### Stated task
Every line of the material is to be quoted verbatim, minus the pictures.

### Material provided
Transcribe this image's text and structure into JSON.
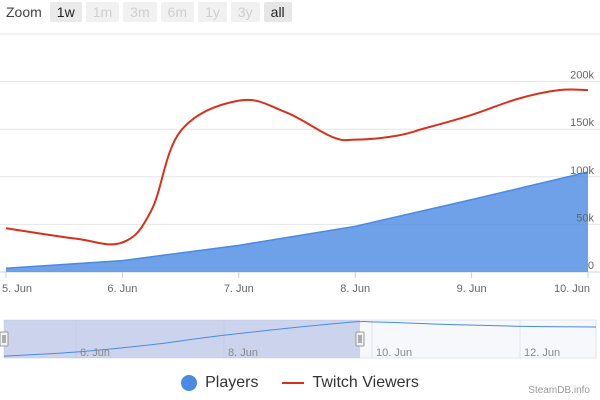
{
  "zoom": {
    "label": "Zoom",
    "buttons": [
      {
        "label": "1w",
        "enabled": true,
        "active": false
      },
      {
        "label": "1m",
        "enabled": false,
        "active": false
      },
      {
        "label": "3m",
        "enabled": false,
        "active": false
      },
      {
        "label": "6m",
        "enabled": false,
        "active": false
      },
      {
        "label": "1y",
        "enabled": false,
        "active": false
      },
      {
        "label": "3y",
        "enabled": false,
        "active": false
      },
      {
        "label": "all",
        "enabled": true,
        "active": true
      }
    ]
  },
  "chart_data": {
    "type": "area",
    "x_ticks": [
      "5. Jun",
      "6. Jun",
      "7. Jun",
      "8. Jun",
      "9. Jun",
      "10. Jun"
    ],
    "y_ticks": [
      "0",
      "50k",
      "100k",
      "150k",
      "200k"
    ],
    "ylim": [
      0,
      250000
    ],
    "grid": true,
    "series": [
      {
        "name": "Players",
        "kind": "area",
        "color": "#4a8ae2",
        "x": [
          0,
          1,
          2,
          3,
          4,
          5
        ],
        "values": [
          4000,
          12000,
          28000,
          48000,
          76000,
          105000
        ]
      },
      {
        "name": "Twitch Viewers",
        "kind": "spline",
        "color": "#d6321b",
        "x": [
          0,
          0.6,
          1,
          1.25,
          1.5,
          2,
          2.4,
          2.8,
          3,
          3.35,
          3.6,
          4,
          4.4,
          4.75,
          5
        ],
        "values": [
          46000,
          35000,
          31000,
          65000,
          148000,
          180000,
          168000,
          142000,
          139000,
          143000,
          151000,
          165000,
          182000,
          191000,
          191000
        ]
      }
    ],
    "navigator": {
      "x_ticks": [
        "6. Jun",
        "8. Jun",
        "10. Jun",
        "12. Jun"
      ],
      "x_tick_dates": [
        1,
        3,
        5,
        7
      ],
      "xlim": [
        0,
        8
      ],
      "selection": [
        0,
        5
      ],
      "line": {
        "x": [
          0,
          1,
          2,
          3,
          4.6,
          5,
          5.5,
          6,
          7,
          8
        ],
        "values": [
          0.05,
          0.17,
          0.37,
          0.64,
          0.98,
          1.0,
          0.97,
          0.93,
          0.88,
          0.86
        ]
      }
    },
    "legend_placement": "bottom"
  },
  "legend": [
    {
      "name": "Players",
      "color": "#4a8ae2",
      "marker": "circle"
    },
    {
      "name": "Twitch Viewers",
      "color": "#d6321b",
      "marker": "line"
    }
  ],
  "credit": "SteamDB.info"
}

### Task solution
Transcribe this image's text and structure into JSON.
{
  "zoom": {
    "label": "Zoom",
    "buttons": [
      {
        "label": "1w",
        "enabled": true,
        "active": false
      },
      {
        "label": "1m",
        "enabled": false,
        "active": false
      },
      {
        "label": "3m",
        "enabled": false,
        "active": false
      },
      {
        "label": "6m",
        "enabled": false,
        "active": false
      },
      {
        "label": "1y",
        "enabled": false,
        "active": false
      },
      {
        "label": "3y",
        "enabled": false,
        "active": false
      },
      {
        "label": "all",
        "enabled": true,
        "active": true
      }
    ]
  },
  "chart_data": {
    "type": "area",
    "x_ticks": [
      "5. Jun",
      "6. Jun",
      "7. Jun",
      "8. Jun",
      "9. Jun",
      "10. Jun"
    ],
    "y_ticks": [
      "0",
      "50k",
      "100k",
      "150k",
      "200k"
    ],
    "ylim": [
      0,
      250000
    ],
    "grid": true,
    "series": [
      {
        "name": "Players",
        "kind": "area",
        "color": "#4a8ae2",
        "x": [
          0,
          1,
          2,
          3,
          4,
          5
        ],
        "values": [
          4000,
          12000,
          28000,
          48000,
          76000,
          105000
        ]
      },
      {
        "name": "Twitch Viewers",
        "kind": "spline",
        "color": "#d6321b",
        "x": [
          0,
          0.6,
          1,
          1.25,
          1.5,
          2,
          2.4,
          2.8,
          3,
          3.35,
          3.6,
          4,
          4.4,
          4.75,
          5
        ],
        "values": [
          46000,
          35000,
          31000,
          65000,
          148000,
          180000,
          168000,
          142000,
          139000,
          143000,
          151000,
          165000,
          182000,
          191000,
          191000
        ]
      }
    ],
    "navigator": {
      "x_ticks": [
        "6. Jun",
        "8. Jun",
        "10. Jun",
        "12. Jun"
      ],
      "x_tick_dates": [
        1,
        3,
        5,
        7
      ],
      "xlim": [
        0,
        8
      ],
      "selection": [
        0,
        5
      ],
      "line": {
        "x": [
          0,
          1,
          2,
          3,
          4.6,
          5,
          5.5,
          6,
          7,
          8
        ],
        "values": [
          0.05,
          0.17,
          0.37,
          0.64,
          0.98,
          1.0,
          0.97,
          0.93,
          0.88,
          0.86
        ]
      }
    },
    "legend_placement": "bottom"
  },
  "legend": [
    {
      "name": "Players",
      "color": "#4a8ae2",
      "marker": "circle"
    },
    {
      "name": "Twitch Viewers",
      "color": "#d6321b",
      "marker": "line"
    }
  ],
  "credit": "SteamDB.info"
}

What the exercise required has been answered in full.